● **The input**
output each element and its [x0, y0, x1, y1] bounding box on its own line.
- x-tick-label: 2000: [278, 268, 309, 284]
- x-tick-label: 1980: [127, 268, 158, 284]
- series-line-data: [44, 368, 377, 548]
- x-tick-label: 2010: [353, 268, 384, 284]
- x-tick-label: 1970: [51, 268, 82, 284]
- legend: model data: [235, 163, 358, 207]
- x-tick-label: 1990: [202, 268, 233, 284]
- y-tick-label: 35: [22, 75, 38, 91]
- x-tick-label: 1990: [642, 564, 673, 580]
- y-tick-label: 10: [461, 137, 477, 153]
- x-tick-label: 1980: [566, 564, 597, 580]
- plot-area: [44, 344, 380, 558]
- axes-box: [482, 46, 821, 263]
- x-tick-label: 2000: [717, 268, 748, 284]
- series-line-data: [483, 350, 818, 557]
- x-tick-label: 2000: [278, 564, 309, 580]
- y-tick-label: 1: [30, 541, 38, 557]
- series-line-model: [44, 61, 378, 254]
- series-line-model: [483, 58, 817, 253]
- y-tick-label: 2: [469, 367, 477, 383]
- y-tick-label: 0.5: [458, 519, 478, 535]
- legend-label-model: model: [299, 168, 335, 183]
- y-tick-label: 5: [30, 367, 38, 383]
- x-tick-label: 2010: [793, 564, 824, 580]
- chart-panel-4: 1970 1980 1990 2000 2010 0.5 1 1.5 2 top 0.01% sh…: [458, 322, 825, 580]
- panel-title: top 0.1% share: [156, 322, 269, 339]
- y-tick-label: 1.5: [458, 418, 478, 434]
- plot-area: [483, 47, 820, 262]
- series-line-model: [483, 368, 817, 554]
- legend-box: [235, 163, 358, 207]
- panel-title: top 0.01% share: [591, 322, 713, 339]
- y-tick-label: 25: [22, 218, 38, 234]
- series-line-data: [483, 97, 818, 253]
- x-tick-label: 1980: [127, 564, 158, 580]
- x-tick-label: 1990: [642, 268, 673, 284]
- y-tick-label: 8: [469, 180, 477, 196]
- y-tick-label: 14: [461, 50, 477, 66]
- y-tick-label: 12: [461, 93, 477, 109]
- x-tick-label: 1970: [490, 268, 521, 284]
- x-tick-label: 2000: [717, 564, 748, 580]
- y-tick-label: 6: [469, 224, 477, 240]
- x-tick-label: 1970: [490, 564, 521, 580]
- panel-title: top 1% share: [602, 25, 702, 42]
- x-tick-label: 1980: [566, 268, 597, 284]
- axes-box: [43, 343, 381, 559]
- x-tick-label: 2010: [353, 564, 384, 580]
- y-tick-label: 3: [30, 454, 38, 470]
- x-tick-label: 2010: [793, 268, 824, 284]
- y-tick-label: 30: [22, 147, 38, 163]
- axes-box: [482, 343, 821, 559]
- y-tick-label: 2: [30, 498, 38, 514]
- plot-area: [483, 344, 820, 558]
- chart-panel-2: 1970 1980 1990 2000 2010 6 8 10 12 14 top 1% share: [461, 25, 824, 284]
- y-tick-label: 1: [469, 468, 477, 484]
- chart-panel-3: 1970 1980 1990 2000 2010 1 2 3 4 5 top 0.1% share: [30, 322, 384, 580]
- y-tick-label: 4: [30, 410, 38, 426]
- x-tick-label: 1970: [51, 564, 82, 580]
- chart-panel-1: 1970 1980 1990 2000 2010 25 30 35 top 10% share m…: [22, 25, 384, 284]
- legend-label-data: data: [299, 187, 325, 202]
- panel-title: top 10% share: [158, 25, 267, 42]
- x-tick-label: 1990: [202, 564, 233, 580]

● **Set task**
Can you reproduce the material verbatim, from its first line through the line containing "- series-line-model: [483, 58, 817, 253]", with both of those lines included?

● **Result of this exercise**
output each element and its [x0, y0, x1, y1] bounding box on its own line.
- x-tick-label: 2000: [278, 268, 309, 284]
- x-tick-label: 1980: [127, 268, 158, 284]
- series-line-data: [44, 368, 377, 548]
- x-tick-label: 2010: [353, 268, 384, 284]
- x-tick-label: 1970: [51, 268, 82, 284]
- legend: model data: [235, 163, 358, 207]
- x-tick-label: 1990: [202, 268, 233, 284]
- y-tick-label: 35: [22, 75, 38, 91]
- x-tick-label: 1990: [642, 564, 673, 580]
- y-tick-label: 10: [461, 137, 477, 153]
- x-tick-label: 1980: [566, 564, 597, 580]
- plot-area: [44, 344, 380, 558]
- axes-box: [482, 46, 821, 263]
- x-tick-label: 2000: [717, 268, 748, 284]
- series-line-data: [483, 350, 818, 557]
- x-tick-label: 2000: [278, 564, 309, 580]
- y-tick-label: 1: [30, 541, 38, 557]
- series-line-model: [44, 61, 378, 254]
- series-line-model: [483, 58, 817, 253]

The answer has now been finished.